TASK TO CARRY OUT - Leave out the pictures and copy the remaining records exactly.

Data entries
- - -
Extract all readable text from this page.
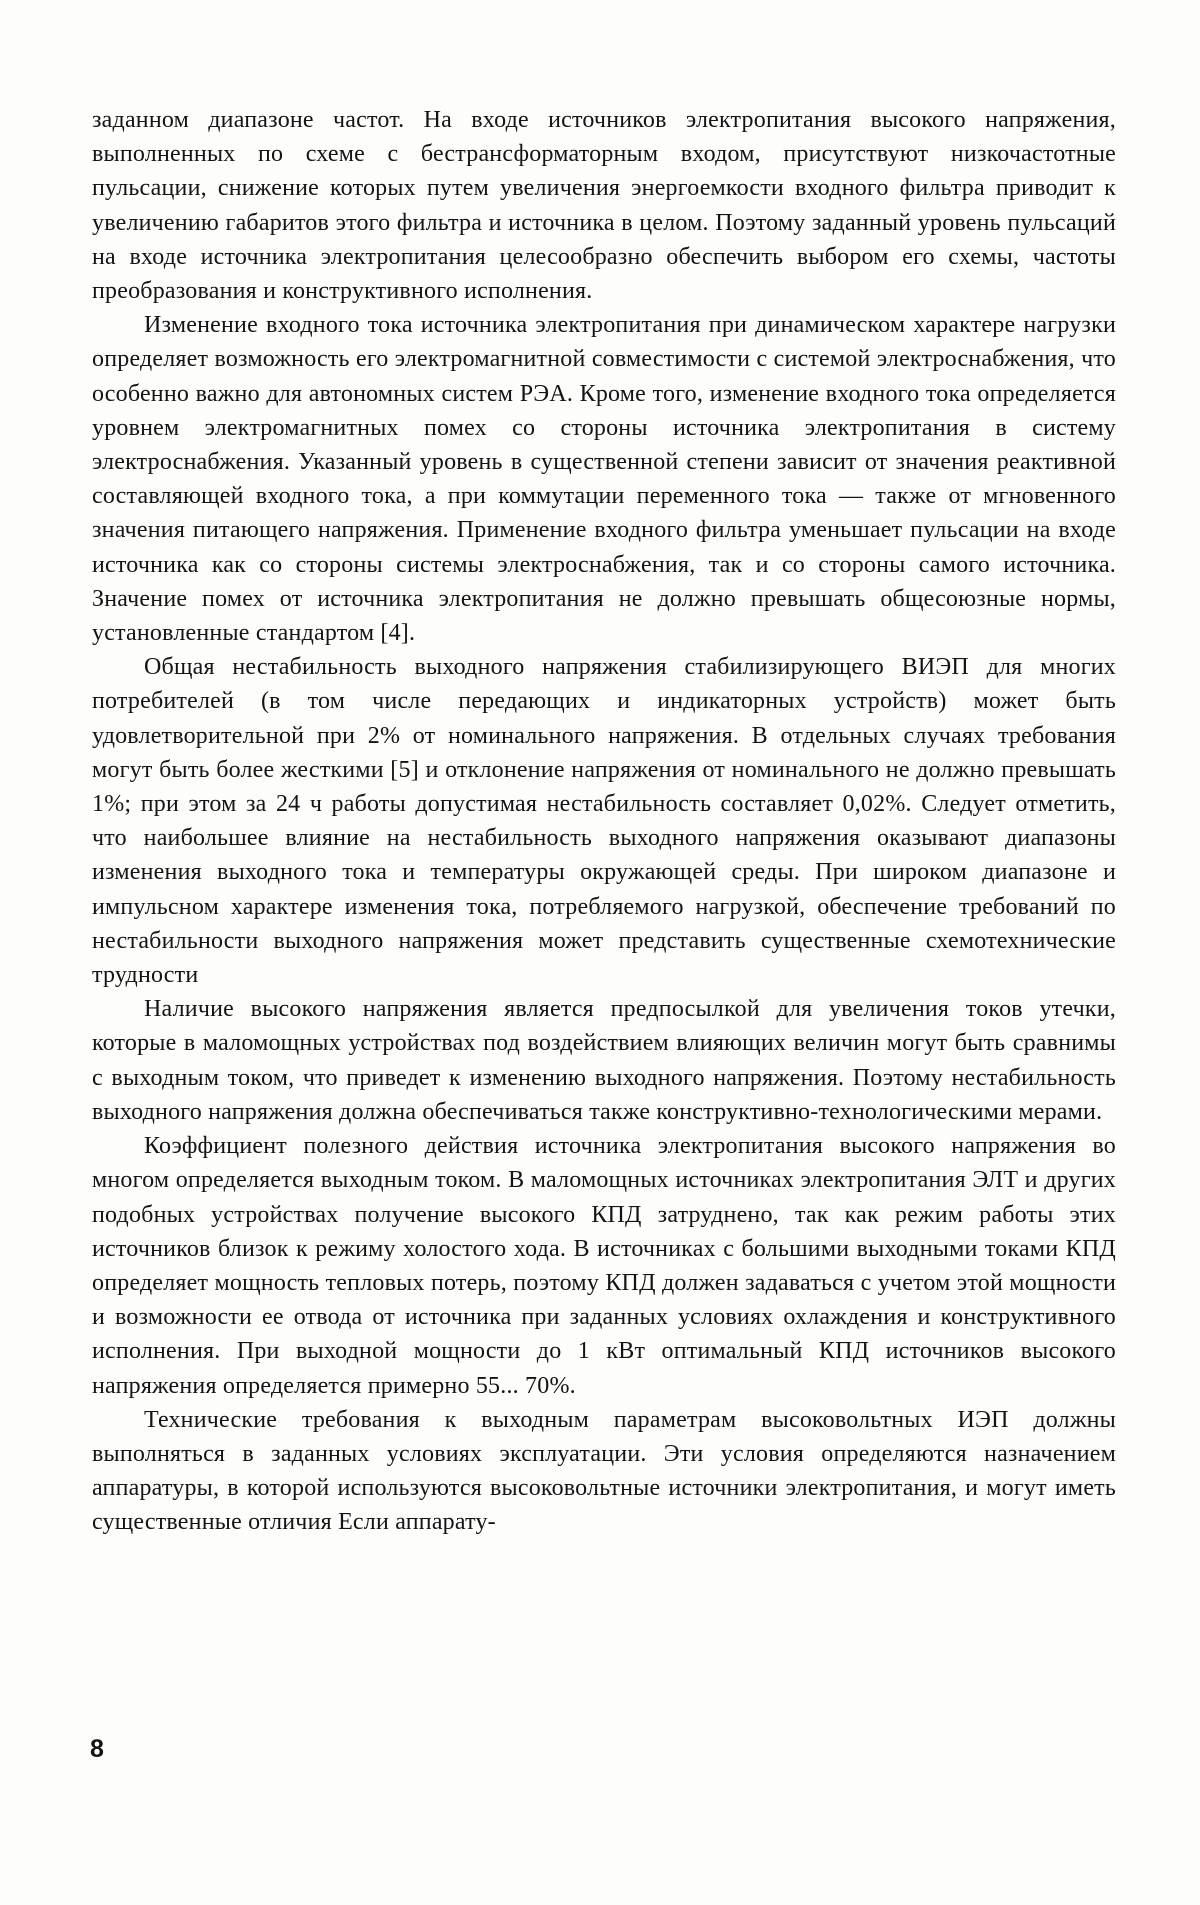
заданном диапазоне частот. На входе источников электропитания высокого напряжения, выполненных по схеме с бестрансформаторным входом, присутствуют низкочастотные пульсации, снижение которых путем увеличения энергоемкости входного фильтра приводит к увеличению габаритов этого фильтра и источника в целом. Поэтому заданный уровень пульсаций на входе источника электропитания целесообразно обеспечить выбором его схемы, частоты преобразования и конструктивного исполнения.

Изменение входного тока источника электропитания при динамическом характере нагрузки определяет возможность его электромагнитной совместимости с системой электроснабжения, что особенно важно для автономных систем РЭА. Кроме того, изменение входного тока определяется уровнем электромагнитных помех со стороны источника электропитания в систему электроснабжения. Указанный уровень в существенной степени зависит от значения реактивной составляющей входного тока, а при коммутации переменного тока — также от мгновенного значения питающего напряжения. Применение входного фильтра уменьшает пульсации на входе источника как со стороны системы электроснабжения, так и со стороны самого источника. Значение помех от источника электропитания не должно превышать общесоюзные нормы, установленные стандартом [4].

Общая нестабильность выходного напряжения стабилизирующего ВИЭП для многих потребителей (в том числе передающих и индикаторных устройств) может быть удовлетворительной при 2% от номинального напряжения. В отдельных случаях требования могут быть более жесткими [5] и отклонение напряжения от номинального не должно превышать 1%; при этом за 24 ч работы допустимая нестабильность составляет 0,02%. Следует отметить, что наибольшее влияние на нестабильность выходного напряжения оказывают диапазоны изменения выходного тока и температуры окружающей среды. При широком диапазоне и импульсном характере изменения тока, потребляемого нагрузкой, обеспечение требований по нестабильности выходного напряжения может представить существенные схемотехнические трудности

Наличие высокого напряжения является предпосылкой для увеличения токов утечки, которые в маломощных устройствах под воздействием влияющих величин могут быть сравнимы с выходным током, что приведет к изменению выходного напряжения. Поэтому нестабильность выходного напряжения должна обеспечиваться также конструктивно-технологическими мерами.

Коэффициент полезного действия источника электропитания высокого напряжения во многом определяется выходным током. В маломощных источниках электропитания ЭЛТ и других подобных устройствах получение высокого КПД затруднено, так как режим работы этих источников близок к режиму холостого хода. В источниках с большими выходными токами КПД определяет мощность тепловых потерь, поэтому КПД должен задаваться с учетом этой мощности и возможности ее отвода от источника при заданных условиях охлаждения и конструктивного исполнения. При выходной мощности до 1 кВт оптимальный КПД источников высокого напряжения определяется примерно 55... 70%.

Технические требования к выходным параметрам высоковольтных ИЭП должны выполняться в заданных условиях эксплуатации. Эти условия определяются назначением аппаратуры, в которой используются высоковольтные источники электропитания, и могут иметь существенные отличия Если аппарату-

8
- - -
RESPONSE TO THE TASK -
Extract all readable text from this page.
заданном диапазоне частот. На входе источников электропитания высокого напряжения, выполненных по схеме с бестрансформаторным входом, присутствуют низкочастотные пульсации, снижение которых путем увеличения энергоемкости входного фильтра приводит к увеличению габаритов этого фильтра и источника в целом. Поэтому заданный уровень пульсаций на входе источника электропитания целесообразно обеспечить выбором его схемы, частоты преобразования и конструктивного исполнения.

Изменение входного тока источника электропитания при динамическом характере нагрузки определяет возможность его электромагнитной совместимости с системой электроснабжения, что особенно важно для автономных систем РЭА. Кроме того, изменение входного тока определяется уровнем электромагнитных помех со стороны источника электропитания в систему электроснабжения. Указанный уровень в существенной степени зависит от значения реактивной составляющей входного тока, а при коммутации переменного тока — также от мгновенного значения питающего напряжения. Применение входного фильтра уменьшает пульсации на входе источника как со стороны системы электроснабжения, так и со стороны самого источника. Значение помех от источника электропитания не должно превышать общесоюзные нормы, установленные стандартом [4].

Общая нестабильность выходного напряжения стабилизирующего ВИЭП для многих потребителей (в том числе передающих и индикаторных устройств) может быть удовлетворительной при 2% от номинального напряжения. В отдельных случаях требования могут быть более жесткими [5] и отклонение напряжения от номинального не должно превышать 1%; при этом за 24 ч работы допустимая нестабильность составляет 0,02%. Следует отметить, что наибольшее влияние на нестабильность выходного напряжения оказывают диапазоны изменения выходного тока и температуры окружающей среды. При широком диапазоне и импульсном характере изменения тока, потребляемого нагрузкой, обеспечение требований по нестабильности выходного напряжения может представить существенные схемотехнические трудности

Наличие высокого напряжения является предпосылкой для увеличения токов утечки, которые в маломощных устройствах под воздействием влияющих величин могут быть сравнимы с выходным током, что приведет к изменению выходного напряжения. Поэтому нестабильность выходного напряжения должна обеспечиваться также конструктивно-технологическими мерами.

Коэффициент полезного действия источника электропитания высокого напряжения во многом определяется выходным током. В маломощных источниках электропитания ЭЛТ и других подобных устройствах получение высокого КПД затруднено, так как режим работы этих источников близок к режиму холостого хода. В источниках с большими выходными токами КПД определяет мощность тепловых потерь, поэтому КПД должен задаваться с учетом этой мощности и возможности ее отвода от источника при заданных условиях охлаждения и конструктивного исполнения. При выходной мощности до 1 кВт оптимальный КПД источников высокого напряжения определяется примерно 55... 70%.

Технические требования к выходным параметрам высоковольтных ИЭП должны выполняться в заданных условиях эксплуатации. Эти условия определяются назначением аппаратуры, в которой используются высоковольтные источники электропитания, и могут иметь существенные отличия Если аппарату-

8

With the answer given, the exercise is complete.